* Objective:
Write out each line exactly as given. Leave the pictures out of your copy.

• • •

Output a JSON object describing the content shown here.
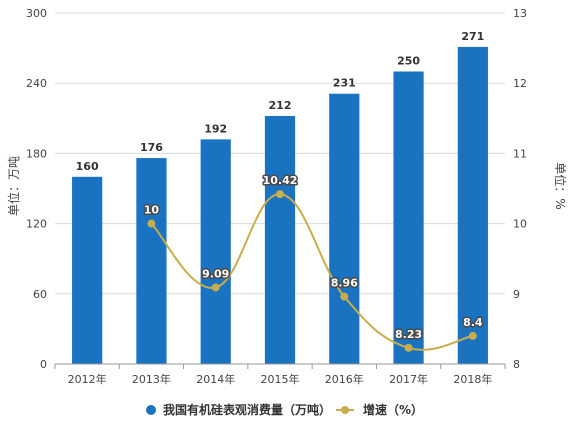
{
  "chart_data": {
    "type": "bar",
    "categories": [
      "2012年",
      "2013年",
      "2014年",
      "2015年",
      "2016年",
      "2017年",
      "2018年"
    ],
    "series": [
      {
        "name": "我国有机硅表观消费量（万吨）",
        "type": "bar",
        "axis": "left",
        "values": [
          160,
          176,
          192,
          212,
          231,
          250,
          271
        ],
        "color": "#1a73c1"
      },
      {
        "name": "增速（%）",
        "type": "line",
        "axis": "right",
        "values": [
          null,
          10,
          9.09,
          10.42,
          8.96,
          8.23,
          8.4
        ],
        "color": "#c9ad4c"
      }
    ],
    "ylabel": "单位：万吨",
    "y2label": "单位：%",
    "ylim": [
      0,
      300
    ],
    "y2lim": [
      8,
      13
    ],
    "yticks": [
      0,
      60,
      120,
      180,
      240,
      300
    ],
    "y2ticks": [
      8,
      9,
      10,
      11,
      12,
      13
    ],
    "grid": true,
    "legend_position": "bottom"
  }
}
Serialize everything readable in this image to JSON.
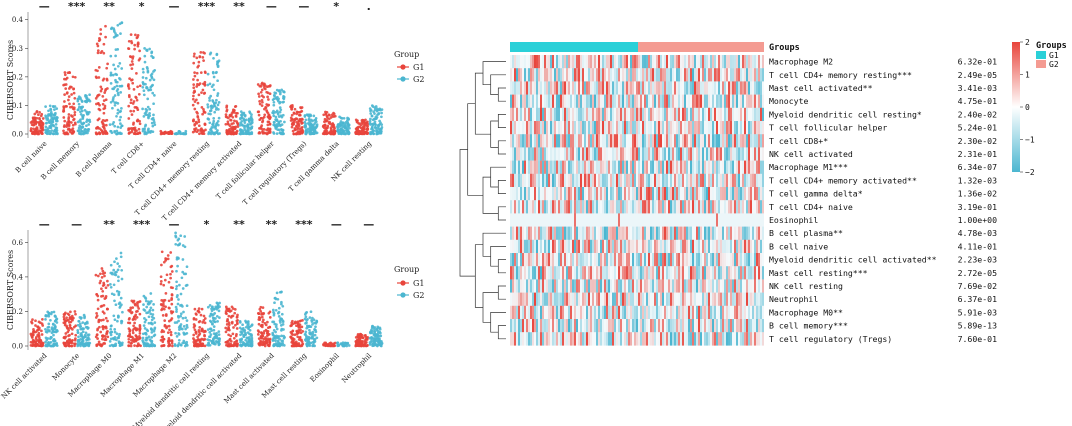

• • •

* Exercise response:
Output a JSON object describing the content shown here.
{
  "chart_data": {
    "type": "bar",
    "categories": [
      "2012年",
      "2013年",
      "2014年",
      "2015年",
      "2016年",
      "2017年",
      "2018年"
    ],
    "series": [
      {
        "name": "我国有机硅表观消费量（万吨）",
        "type": "bar",
        "axis": "left",
        "values": [
          160,
          176,
          192,
          212,
          231,
          250,
          271
        ],
        "color": "#1a73c1"
      },
      {
        "name": "增速（%）",
        "type": "line",
        "axis": "right",
        "values": [
          null,
          10,
          9.09,
          10.42,
          8.96,
          8.23,
          8.4
        ],
        "color": "#c9ad4c"
      }
    ],
    "ylabel": "单位：万吨",
    "y2label": "单位：%",
    "ylim": [
      0,
      300
    ],
    "y2lim": [
      8,
      13
    ],
    "yticks": [
      0,
      60,
      120,
      180,
      240,
      300
    ],
    "y2ticks": [
      8,
      9,
      10,
      11,
      12,
      13
    ],
    "grid": true,
    "legend_position": "bottom"
  }
}
Serialize everything readable in this image to JSON.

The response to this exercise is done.